BRIEF. Please write the next part of the baking piece on measuring flour by weight or volume (the first text below, not the listing), picking up after its final sentence.

EXCERPT TO READ.
☆ ☆ ☆ ☆ ☆ ☆ ☆
Beth: Weights & Measures


There is a reason that, though injured, I wanted to write this article. You see, here at A Year in Bread HQ, we have weighty discussions and a fundamental disagreement that seems destined to remain eternally unresolved. Fortunately for our friendship, we each know that we alone are correct and we are happy to let the other two believe what they want to believe. So we continue to be good friends even across this divide.

Fortunately for you, however, I get to give you my side of the argument first and with any luck, educate you on something that has been weighing heavily on my mind lately before Susan and Kevin arrive to tell you what they believe (which is wrong, remember, but we can humor them — they are so much easier to live with when they think they are right).

What is the great argument here? Only the one true weigh, I mean way to bread happiness!

The question is: How much does a cup of flour weigh? The answers:
· Beth 4.5 ounces (126gr)
· Kevin 5.2 ounces (145gr)
· Susan 5 ounces (140gr)
How is it possible that three experienced, passionate, and sometimes downright geeky bakers can fail to agree on such a basic number? More importantly, what does that mean for people who just want to reliably make good bread?

Sadly, I have no simple answers. The weight of a cup of flour depends on many variables: the exact type of flour, whether it is sifted (and when), how the flour gets from container to measuring cup (scooped or spooned), and (my favorite) the weather.

What I can offer you is a collection of our thoughts on how we deal with the inexactness of measuring flour in real life (and a few related matters) with the hope that you will find your own answer for how much your cup of flour weighs.

Kevin
"A pint is a pound the whole world 'round." This refers to the fact that a pint of water (or beer) weighs one pound. This means that one ounce of liquid also weighs one ounce and it's the only case where converting from weight to volume or vice versus is painless.

Did you know that a level tablespoon of table salt weighs more than a level tablespoon of kosher salt, and that a tablespoon of sea salt has yet another weight? These issues matter tremendously when working at commercial quantities and when scaling from a relatively small amount of something to a much bigger amount. That's why professional cooks (and bakers) prefer to use weight to measure things.

I prefer to use volume measurements when baking bread — cups, quarts, tablespoons, and so on. The reason for this preference is convenience and accuracy. I have a decent kitchen scale, but its accuracy is imprecise when measuring units below 1 ounce. So although my scale tells me that a tablespoon of yeast weighs 3/8 of an ounce it might actually weigh 5/16ths. However, a tablespoon is always a tablespoon and is always 15 milliliters. At the quantities a home baker works at that's close enough -- even when measuring salt.

The hardest measure, and least precise, is flour. Flour is hydrophilic — it absorbs water. In a precise formula where water is a key element, such as bread, it isn't simply the weight of the flour that matters, it's the weight of the flour in relation to water that is critical. If the flour contains more water you should add less and if it contains less water you should add more.
☆ ☆ ☆ ☆ ☆ ☆ ☆
SOURCE MATERIAL.
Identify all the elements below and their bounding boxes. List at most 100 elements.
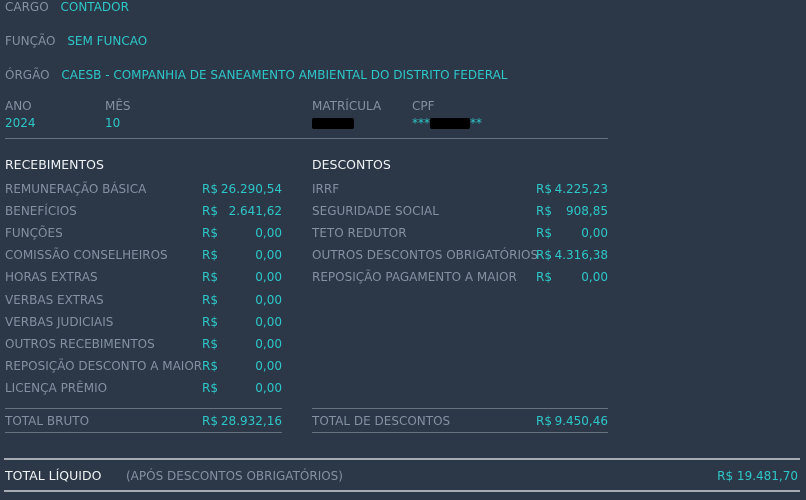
☆ ☆ ☆ ☆ ☆ ☆ ☆
WRITTEN RESPONSE.
Creepy Crawlies
Nearly any flour or grain (oats, etc.) will have some kind of insect eggs in it. Even if you can't store your flours in the freezer, just putting them in there for 24 hours will kill any future creepy crawlies.

As a home baker this is getting far too complicated. What matters is the proportion of water to flour, and you can learn to feel and taste and smell that. And once you learn to do so, then the precise measurements become less important. Feel your dough, taste it, and smell it at every step.

Susan
Although I love my scale, which is great for weighing out dough when shaping loaves and rolls, when I make bread I usually use cups & measuring spoons because the amount of flour is almost never the same, so I don't need the precision of weights. What I do is always use the same amount of water and yeast, then add more or less flour to make the dough feel right.

That said, I've been converting all my recipes to weight, because when I start baking on a large scale for the wholesale bread bakery we're slowly building here on the farm, I will have to weigh all of my ingredients.

I tend to make the same recipes over and over so I can get a good feel for what "right" is. I've been using the same brand of flour for over 10 years so I'm familiar with it.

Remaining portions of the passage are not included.